## Required task
Reproduce exactly the line in which "What does this" occurs and all the lines after it, ending with the last line.

## Data for processing
□ □ □ □ □ □ □
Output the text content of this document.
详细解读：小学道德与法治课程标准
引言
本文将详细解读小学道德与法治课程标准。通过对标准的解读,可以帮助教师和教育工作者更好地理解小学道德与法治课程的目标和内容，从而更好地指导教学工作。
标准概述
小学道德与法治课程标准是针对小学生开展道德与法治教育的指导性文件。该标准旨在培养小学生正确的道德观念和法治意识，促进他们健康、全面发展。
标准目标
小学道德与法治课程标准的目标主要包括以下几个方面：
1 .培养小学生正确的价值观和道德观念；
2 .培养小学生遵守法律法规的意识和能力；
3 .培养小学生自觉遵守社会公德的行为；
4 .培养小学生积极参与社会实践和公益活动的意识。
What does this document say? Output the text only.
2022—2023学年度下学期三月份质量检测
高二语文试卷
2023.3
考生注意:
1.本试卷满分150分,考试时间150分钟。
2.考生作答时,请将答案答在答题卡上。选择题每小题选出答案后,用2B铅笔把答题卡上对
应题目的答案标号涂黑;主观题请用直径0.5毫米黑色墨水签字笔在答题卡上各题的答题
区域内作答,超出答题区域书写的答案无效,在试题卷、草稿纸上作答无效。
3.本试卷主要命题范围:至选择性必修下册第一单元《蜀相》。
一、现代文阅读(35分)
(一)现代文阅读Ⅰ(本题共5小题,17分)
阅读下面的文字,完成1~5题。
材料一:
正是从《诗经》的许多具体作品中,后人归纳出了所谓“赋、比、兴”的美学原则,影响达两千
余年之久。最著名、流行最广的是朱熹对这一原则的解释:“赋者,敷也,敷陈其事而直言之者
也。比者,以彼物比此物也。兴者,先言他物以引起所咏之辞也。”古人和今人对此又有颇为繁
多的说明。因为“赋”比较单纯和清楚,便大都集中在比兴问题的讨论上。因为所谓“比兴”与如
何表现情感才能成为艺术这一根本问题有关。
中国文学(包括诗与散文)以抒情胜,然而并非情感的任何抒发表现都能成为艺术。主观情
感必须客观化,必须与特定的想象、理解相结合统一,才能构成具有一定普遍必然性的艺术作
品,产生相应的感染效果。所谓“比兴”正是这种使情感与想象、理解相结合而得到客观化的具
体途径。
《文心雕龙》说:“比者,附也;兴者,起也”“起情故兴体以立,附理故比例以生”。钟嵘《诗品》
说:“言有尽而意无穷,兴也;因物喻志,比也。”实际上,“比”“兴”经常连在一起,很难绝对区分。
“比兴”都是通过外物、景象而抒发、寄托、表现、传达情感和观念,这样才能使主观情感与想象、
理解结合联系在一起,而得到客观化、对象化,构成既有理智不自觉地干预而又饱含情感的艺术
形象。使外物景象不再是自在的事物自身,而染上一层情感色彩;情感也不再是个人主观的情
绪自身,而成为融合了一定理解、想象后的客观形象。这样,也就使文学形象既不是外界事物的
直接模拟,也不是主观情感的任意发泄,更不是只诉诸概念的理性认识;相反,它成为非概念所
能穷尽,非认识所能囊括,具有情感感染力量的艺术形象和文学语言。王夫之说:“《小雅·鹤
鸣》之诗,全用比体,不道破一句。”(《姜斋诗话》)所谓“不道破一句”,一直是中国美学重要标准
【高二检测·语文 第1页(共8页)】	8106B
□ □ □ □ □ □ □
## Completed exercise
What does this document say? Output the text only.
2022—2023学年度下学期三月份质量检测
高二语文试卷
2023.3
考生注意:
1.本试卷满分150分,考试时间150分钟。
2.考生作答时,请将答案答在答题卡上。选择题每小题选出答案后,用2B铅笔把答题卡上对
应题目的答案标号涂黑;主观题请用直径0.5毫米黑色墨水签字笔在答题卡上各题的答题
区域内作答,超出答题区域书写的答案无效,在试题卷、草稿纸上作答无效。
3.本试卷主要命题范围:至选择性必修下册第一单元《蜀相》。
一、现代文阅读(35分)
(一)现代文阅读Ⅰ(本题共5小题,17分)
阅读下面的文字,完成1~5题。
材料一:
正是从《诗经》的许多具体作品中,后人归纳出了所谓“赋、比、兴”的美学原则,影响达两千
余年之久。最著名、流行最广的是朱熹对这一原则的解释:“赋者,敷也,敷陈其事而直言之者
也。比者,以彼物比此物也。兴者,先言他物以引起所咏之辞也。”古人和今人对此又有颇为繁
多的说明。因为“赋”比较单纯和清楚,便大都集中在比兴问题的讨论上。因为所谓“比兴”与如
何表现情感才能成为艺术这一根本问题有关。
中国文学(包括诗与散文)以抒情胜,然而并非情感的任何抒发表现都能成为艺术。主观情
感必须客观化,必须与特定的想象、理解相结合统一,才能构成具有一定普遍必然性的艺术作
品,产生相应的感染效果。所谓“比兴”正是这种使情感与想象、理解相结合而得到客观化的具
体途径。
《文心雕龙》说:“比者,附也;兴者,起也”“起情故兴体以立,附理故比例以生”。钟嵘《诗品》
说:“言有尽而意无穷,兴也;因物喻志,比也。”实际上,“比”“兴”经常连在一起,很难绝对区分。
“比兴”都是通过外物、景象而抒发、寄托、表现、传达情感和观念,这样才能使主观情感与想象、
理解结合联系在一起,而得到客观化、对象化,构成既有理智不自觉地干预而又饱含情感的艺术
形象。使外物景象不再是自在的事物自身,而染上一层情感色彩;情感也不再是个人主观的情
绪自身,而成为融合了一定理解、想象后的客观形象。这样,也就使文学形象既不是外界事物的
直接模拟,也不是主观情感的任意发泄,更不是只诉诸概念的理性认识;相反,它成为非概念所
能穷尽,非认识所能囊括,具有情感感染力量的艺术形象和文学语言。王夫之说:“《小雅·鹤
鸣》之诗,全用比体,不道破一句。”(《姜斋诗话》)所谓“不道破一句”,一直是中国美学重要标准
【高二检测·语文 第1页(共8页)】	8106B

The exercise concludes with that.